» **REQUIRED TASK**: Nothing but the lines from the one with "Read this page and output its text content." to the final line should be returned, each exactly as it appears.

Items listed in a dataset
▼

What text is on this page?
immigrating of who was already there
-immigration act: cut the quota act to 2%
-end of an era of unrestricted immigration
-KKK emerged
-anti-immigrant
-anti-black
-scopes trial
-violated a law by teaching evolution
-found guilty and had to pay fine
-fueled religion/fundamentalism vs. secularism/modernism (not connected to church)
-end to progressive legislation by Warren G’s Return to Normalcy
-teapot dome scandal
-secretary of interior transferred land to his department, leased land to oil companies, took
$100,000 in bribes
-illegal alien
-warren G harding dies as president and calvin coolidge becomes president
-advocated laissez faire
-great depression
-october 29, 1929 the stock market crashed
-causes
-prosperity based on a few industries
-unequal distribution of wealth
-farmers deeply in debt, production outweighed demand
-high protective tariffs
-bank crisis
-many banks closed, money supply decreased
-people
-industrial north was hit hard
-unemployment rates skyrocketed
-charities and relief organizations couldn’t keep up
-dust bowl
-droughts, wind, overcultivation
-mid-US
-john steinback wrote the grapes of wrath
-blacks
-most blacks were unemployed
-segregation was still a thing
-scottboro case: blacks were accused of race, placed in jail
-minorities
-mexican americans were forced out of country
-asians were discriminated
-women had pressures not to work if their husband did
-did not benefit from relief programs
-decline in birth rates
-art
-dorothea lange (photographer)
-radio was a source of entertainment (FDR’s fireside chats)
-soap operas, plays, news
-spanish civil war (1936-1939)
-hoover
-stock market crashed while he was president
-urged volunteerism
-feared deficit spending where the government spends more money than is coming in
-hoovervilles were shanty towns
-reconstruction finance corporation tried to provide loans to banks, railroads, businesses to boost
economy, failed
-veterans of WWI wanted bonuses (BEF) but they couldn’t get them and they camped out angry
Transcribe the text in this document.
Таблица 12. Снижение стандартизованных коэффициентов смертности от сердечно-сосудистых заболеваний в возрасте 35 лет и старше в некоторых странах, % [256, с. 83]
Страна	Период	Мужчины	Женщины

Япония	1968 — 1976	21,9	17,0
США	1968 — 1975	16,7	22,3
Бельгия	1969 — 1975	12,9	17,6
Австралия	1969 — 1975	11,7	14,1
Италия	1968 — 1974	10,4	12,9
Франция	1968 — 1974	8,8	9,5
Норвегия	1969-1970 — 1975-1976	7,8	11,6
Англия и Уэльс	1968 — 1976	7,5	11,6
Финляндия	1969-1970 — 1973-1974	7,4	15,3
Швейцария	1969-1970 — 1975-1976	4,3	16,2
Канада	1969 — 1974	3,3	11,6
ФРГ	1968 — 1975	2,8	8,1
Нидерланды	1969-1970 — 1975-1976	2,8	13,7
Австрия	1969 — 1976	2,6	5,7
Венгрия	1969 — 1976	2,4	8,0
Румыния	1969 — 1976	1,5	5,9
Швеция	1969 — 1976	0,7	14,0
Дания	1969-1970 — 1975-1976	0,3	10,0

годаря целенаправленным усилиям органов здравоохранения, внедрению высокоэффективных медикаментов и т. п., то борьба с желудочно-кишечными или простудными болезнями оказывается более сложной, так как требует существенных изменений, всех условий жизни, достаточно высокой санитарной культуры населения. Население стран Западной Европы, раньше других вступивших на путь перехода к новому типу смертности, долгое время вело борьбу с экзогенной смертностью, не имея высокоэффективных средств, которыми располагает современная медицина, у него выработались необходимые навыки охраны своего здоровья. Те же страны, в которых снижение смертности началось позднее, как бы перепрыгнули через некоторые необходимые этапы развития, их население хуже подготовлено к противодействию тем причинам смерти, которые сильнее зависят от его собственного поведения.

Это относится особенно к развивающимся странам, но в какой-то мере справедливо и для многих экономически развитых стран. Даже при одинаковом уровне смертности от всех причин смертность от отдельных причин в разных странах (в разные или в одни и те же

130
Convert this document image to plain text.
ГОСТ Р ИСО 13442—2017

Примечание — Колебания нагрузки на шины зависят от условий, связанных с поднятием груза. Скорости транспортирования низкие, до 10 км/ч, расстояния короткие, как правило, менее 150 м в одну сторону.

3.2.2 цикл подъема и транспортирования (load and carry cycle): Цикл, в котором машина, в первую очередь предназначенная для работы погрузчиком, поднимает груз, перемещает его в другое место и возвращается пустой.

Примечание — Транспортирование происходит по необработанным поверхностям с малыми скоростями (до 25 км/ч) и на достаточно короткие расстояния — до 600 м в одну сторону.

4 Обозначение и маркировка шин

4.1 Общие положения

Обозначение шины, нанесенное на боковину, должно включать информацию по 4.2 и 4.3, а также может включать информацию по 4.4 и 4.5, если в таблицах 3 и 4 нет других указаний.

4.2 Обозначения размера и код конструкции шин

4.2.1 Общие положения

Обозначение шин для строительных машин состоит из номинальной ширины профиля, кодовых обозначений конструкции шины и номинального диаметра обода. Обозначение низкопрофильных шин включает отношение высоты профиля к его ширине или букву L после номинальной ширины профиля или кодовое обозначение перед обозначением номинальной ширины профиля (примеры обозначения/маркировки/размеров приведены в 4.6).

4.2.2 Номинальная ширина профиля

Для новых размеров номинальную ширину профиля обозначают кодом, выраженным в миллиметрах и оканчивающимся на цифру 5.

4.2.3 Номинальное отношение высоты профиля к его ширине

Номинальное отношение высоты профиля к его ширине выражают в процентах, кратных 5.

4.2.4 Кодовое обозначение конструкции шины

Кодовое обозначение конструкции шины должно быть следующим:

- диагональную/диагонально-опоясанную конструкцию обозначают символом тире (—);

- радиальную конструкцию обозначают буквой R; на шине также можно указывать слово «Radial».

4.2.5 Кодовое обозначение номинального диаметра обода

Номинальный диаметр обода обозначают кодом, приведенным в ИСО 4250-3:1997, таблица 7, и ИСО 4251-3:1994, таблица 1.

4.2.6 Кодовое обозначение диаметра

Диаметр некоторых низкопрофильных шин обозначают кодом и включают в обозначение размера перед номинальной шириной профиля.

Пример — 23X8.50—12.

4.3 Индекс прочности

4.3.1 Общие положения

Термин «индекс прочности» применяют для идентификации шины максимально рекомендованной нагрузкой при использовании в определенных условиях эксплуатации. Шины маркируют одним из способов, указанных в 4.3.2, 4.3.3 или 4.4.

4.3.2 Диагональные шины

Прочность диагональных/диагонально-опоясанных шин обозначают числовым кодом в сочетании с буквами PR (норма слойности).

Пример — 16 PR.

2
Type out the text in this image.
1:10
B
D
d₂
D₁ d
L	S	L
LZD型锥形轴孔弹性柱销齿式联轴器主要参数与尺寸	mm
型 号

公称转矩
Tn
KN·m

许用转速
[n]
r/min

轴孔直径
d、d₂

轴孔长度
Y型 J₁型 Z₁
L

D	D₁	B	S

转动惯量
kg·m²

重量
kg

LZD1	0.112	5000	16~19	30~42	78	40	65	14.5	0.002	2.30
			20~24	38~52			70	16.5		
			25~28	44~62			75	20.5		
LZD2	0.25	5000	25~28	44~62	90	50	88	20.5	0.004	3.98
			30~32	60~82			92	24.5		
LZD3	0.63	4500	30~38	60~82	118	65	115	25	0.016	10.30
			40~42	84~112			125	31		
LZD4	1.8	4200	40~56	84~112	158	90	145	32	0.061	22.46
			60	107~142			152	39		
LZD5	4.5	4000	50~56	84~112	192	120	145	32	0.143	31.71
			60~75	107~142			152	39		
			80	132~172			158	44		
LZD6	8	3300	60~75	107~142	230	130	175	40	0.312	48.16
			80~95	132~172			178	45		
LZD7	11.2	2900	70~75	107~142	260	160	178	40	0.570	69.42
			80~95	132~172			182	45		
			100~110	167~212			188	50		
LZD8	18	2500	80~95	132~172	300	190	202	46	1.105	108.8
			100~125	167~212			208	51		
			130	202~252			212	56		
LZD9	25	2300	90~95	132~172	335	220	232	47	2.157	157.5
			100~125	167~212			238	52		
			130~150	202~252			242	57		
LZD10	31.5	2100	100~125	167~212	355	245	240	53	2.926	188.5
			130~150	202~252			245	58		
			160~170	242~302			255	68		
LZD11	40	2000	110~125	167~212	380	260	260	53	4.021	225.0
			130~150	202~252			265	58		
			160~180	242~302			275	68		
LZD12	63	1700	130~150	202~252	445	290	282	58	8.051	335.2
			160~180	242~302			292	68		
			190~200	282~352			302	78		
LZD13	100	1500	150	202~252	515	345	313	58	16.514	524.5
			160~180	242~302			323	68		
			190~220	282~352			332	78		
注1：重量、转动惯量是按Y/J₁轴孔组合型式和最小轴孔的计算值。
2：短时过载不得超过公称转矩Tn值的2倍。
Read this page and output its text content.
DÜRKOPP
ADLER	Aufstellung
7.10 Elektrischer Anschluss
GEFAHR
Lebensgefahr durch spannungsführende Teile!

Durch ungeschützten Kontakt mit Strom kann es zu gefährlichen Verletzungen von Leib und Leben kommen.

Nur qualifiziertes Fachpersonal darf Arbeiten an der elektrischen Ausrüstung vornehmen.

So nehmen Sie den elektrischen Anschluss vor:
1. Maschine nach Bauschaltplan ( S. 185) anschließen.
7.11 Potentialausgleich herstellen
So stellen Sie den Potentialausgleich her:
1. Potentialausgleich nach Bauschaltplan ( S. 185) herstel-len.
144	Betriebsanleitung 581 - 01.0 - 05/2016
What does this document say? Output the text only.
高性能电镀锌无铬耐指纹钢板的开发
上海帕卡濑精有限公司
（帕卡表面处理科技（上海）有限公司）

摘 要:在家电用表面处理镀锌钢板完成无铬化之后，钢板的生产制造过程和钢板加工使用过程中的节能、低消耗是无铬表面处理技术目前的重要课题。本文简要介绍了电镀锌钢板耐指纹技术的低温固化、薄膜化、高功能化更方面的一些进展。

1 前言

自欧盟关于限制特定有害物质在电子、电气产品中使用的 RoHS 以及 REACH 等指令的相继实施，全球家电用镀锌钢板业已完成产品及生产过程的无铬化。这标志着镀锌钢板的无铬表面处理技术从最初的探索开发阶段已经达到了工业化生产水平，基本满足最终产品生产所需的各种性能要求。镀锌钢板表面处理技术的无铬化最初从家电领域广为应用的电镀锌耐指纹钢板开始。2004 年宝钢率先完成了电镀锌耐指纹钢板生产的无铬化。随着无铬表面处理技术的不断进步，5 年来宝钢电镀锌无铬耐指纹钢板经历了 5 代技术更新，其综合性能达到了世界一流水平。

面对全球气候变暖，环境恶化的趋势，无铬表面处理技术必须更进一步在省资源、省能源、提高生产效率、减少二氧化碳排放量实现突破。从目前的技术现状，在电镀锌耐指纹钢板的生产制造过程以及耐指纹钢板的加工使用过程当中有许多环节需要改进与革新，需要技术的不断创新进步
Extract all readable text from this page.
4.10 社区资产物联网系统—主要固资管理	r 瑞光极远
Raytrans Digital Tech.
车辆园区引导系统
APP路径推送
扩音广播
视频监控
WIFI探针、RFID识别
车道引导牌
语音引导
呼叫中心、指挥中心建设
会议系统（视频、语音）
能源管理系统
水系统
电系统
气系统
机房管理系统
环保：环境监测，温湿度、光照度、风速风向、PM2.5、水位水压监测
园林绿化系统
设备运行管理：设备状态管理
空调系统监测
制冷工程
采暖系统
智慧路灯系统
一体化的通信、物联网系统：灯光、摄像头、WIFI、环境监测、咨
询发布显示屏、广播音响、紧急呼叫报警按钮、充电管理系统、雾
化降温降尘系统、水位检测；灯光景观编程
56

▲

» **TASK RESPONSE**:
Read this page and output its text content.
DÜRKOPP
ADLER	Aufstellung
7.10 Elektrischer Anschluss
GEFAHR
Lebensgefahr durch spannungsführende Teile!

Durch ungeschützten Kontakt mit Strom kann es zu gefährlichen Verletzungen von Leib und Leben kommen.

Nur qualifiziertes Fachpersonal darf Arbeiten an der elektrischen Ausrüstung vornehmen.

So nehmen Sie den elektrischen Anschluss vor:
1. Maschine nach Bauschaltplan ( S. 185) anschließen.
7.11 Potentialausgleich herstellen
So stellen Sie den Potentialausgleich her:
1. Potentialausgleich nach Bauschaltplan ( S. 185) herstel-len.
144	Betriebsanleitung 581 - 01.0 - 05/2016
What does this document say? Output the text only.
高性能电镀锌无铬耐指纹钢板的开发
上海帕卡濑精有限公司
（帕卡表面处理科技（上海）有限公司）

摘 要:在家电用表面处理镀锌钢板完成无铬化之后，钢板的生产制造过程和钢板加工使用过程中的节能、低消耗是无铬表面处理技术目前的重要课题。本文简要介绍了电镀锌钢板耐指纹技术的低温固化、薄膜化、高功能化更方面的一些进展。

1 前言

自欧盟关于限制特定有害物质在电子、电气产品中使用的 RoHS 以及 REACH 等指令的相继实施，全球家电用镀锌钢板业已完成产品及生产过程的无铬化。这标志着镀锌钢板的无铬表面处理技术从最初的探索开发阶段已经达到了工业化生产水平，基本满足最终产品生产所需的各种性能要求。镀锌钢板表面处理技术的无铬化最初从家电领域广为应用的电镀锌耐指纹钢板开始。2004 年宝钢率先完成了电镀锌耐指纹钢板生产的无铬化。随着无铬表面处理技术的不断进步，5 年来宝钢电镀锌无铬耐指纹钢板经历了 5 代技术更新，其综合性能达到了世界一流水平。

面对全球气候变暖，环境恶化的趋势，无铬表面处理技术必须更进一步在省资源、省能源、提高生产效率、减少二氧化碳排放量实现突破。从目前的技术现状，在电镀锌耐指纹钢板的生产制造过程以及耐指纹钢板的加工使用过程当中有许多环节需要改进与革新，需要技术的不断创新进步
Extract all readable text from this page.
4.10 社区资产物联网系统—主要固资管理	r 瑞光极远
Raytrans Digital Tech.
车辆园区引导系统
APP路径推送
扩音广播
视频监控
WIFI探针、RFID识别
车道引导牌
语音引导
呼叫中心、指挥中心建设
会议系统（视频、语音）
能源管理系统
水系统
电系统
气系统
机房管理系统
环保：环境监测，温湿度、光照度、风速风向、PM2.5、水位水压监测
园林绿化系统
设备运行管理：设备状态管理
空调系统监测
制冷工程
采暖系统
智慧路灯系统
一体化的通信、物联网系统：灯光、摄像头、WIFI、环境监测、咨
询发布显示屏、广播音响、紧急呼叫报警按钮、充电管理系统、雾
化降温降尘系统、水位检测；灯光景观编程
56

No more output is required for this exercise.